PROVIDED DATA:
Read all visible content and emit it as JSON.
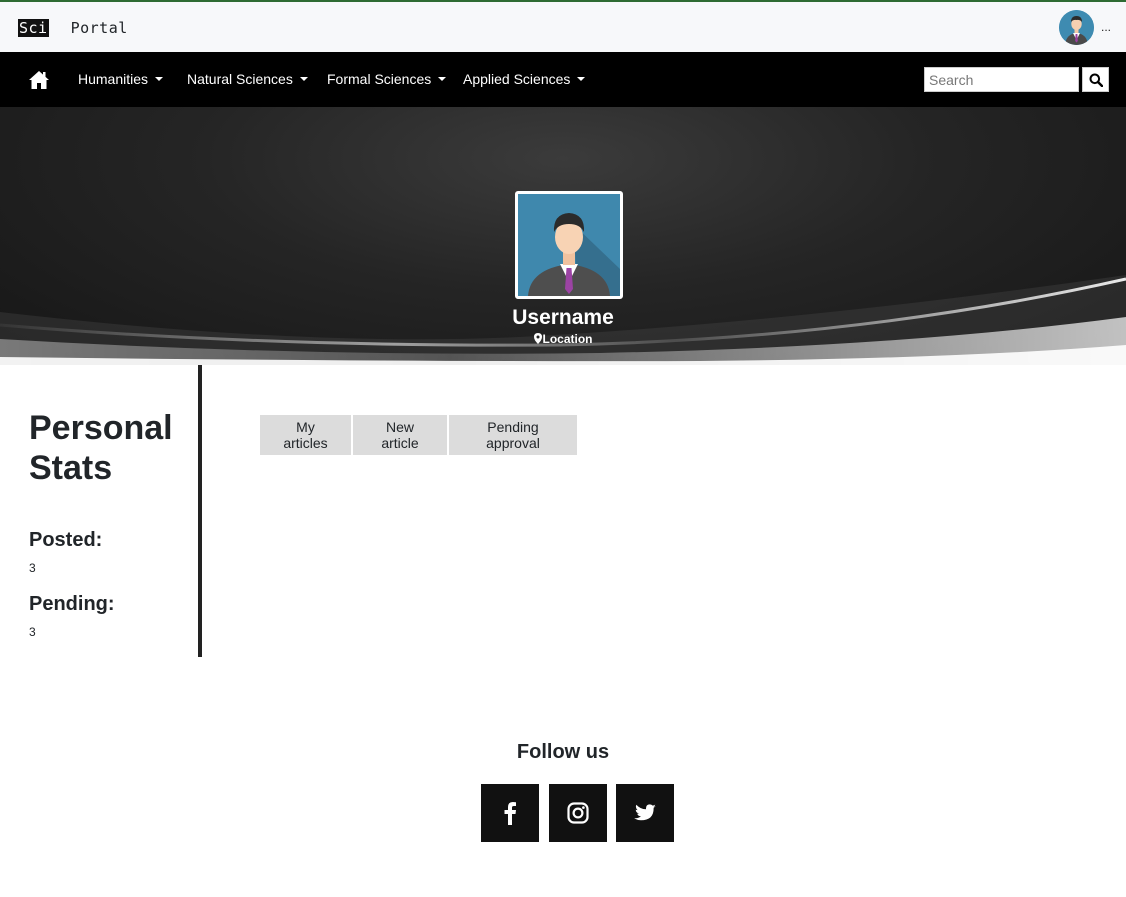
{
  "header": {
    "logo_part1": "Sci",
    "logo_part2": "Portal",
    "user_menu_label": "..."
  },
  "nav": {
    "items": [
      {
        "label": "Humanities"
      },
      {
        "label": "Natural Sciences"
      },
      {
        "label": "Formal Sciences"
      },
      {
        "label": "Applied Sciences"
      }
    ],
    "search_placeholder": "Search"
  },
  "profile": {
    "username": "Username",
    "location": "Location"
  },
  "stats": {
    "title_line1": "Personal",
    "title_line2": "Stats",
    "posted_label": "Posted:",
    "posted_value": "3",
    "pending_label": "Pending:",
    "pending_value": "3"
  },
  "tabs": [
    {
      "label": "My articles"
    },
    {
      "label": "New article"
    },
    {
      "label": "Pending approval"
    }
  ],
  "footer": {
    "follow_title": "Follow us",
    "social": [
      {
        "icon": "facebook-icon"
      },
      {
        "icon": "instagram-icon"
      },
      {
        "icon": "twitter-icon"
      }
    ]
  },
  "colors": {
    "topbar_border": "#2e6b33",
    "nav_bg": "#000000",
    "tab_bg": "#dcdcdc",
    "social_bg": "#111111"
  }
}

--

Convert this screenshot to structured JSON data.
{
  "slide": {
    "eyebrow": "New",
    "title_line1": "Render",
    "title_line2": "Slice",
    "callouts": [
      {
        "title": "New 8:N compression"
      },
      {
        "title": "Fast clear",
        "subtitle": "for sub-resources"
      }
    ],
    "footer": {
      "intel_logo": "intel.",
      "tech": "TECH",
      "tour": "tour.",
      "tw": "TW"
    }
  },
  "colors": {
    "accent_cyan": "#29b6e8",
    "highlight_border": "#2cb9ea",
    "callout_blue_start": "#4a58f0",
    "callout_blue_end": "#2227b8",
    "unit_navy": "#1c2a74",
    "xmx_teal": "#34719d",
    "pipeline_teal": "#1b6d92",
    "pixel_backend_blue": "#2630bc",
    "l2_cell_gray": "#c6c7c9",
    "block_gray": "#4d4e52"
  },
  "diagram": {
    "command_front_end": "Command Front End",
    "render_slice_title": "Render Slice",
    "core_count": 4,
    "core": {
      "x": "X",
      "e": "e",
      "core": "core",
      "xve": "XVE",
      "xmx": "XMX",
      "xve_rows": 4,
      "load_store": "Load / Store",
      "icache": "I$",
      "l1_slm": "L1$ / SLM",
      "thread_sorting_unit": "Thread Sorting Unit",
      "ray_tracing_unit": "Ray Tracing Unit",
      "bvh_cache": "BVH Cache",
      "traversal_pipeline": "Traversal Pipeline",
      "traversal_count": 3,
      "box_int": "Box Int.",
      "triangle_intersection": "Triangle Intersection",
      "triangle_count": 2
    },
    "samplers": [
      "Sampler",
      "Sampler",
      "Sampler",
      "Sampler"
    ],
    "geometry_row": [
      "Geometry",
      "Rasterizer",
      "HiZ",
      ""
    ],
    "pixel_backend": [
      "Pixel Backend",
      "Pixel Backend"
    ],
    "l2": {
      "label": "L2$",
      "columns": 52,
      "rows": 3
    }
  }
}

BRIEF: Which lines include the word "Render"? List them all.

RESULT OF THE TASK:
    "title_line1": "Render",
    "render_slice_title": "Render Slice",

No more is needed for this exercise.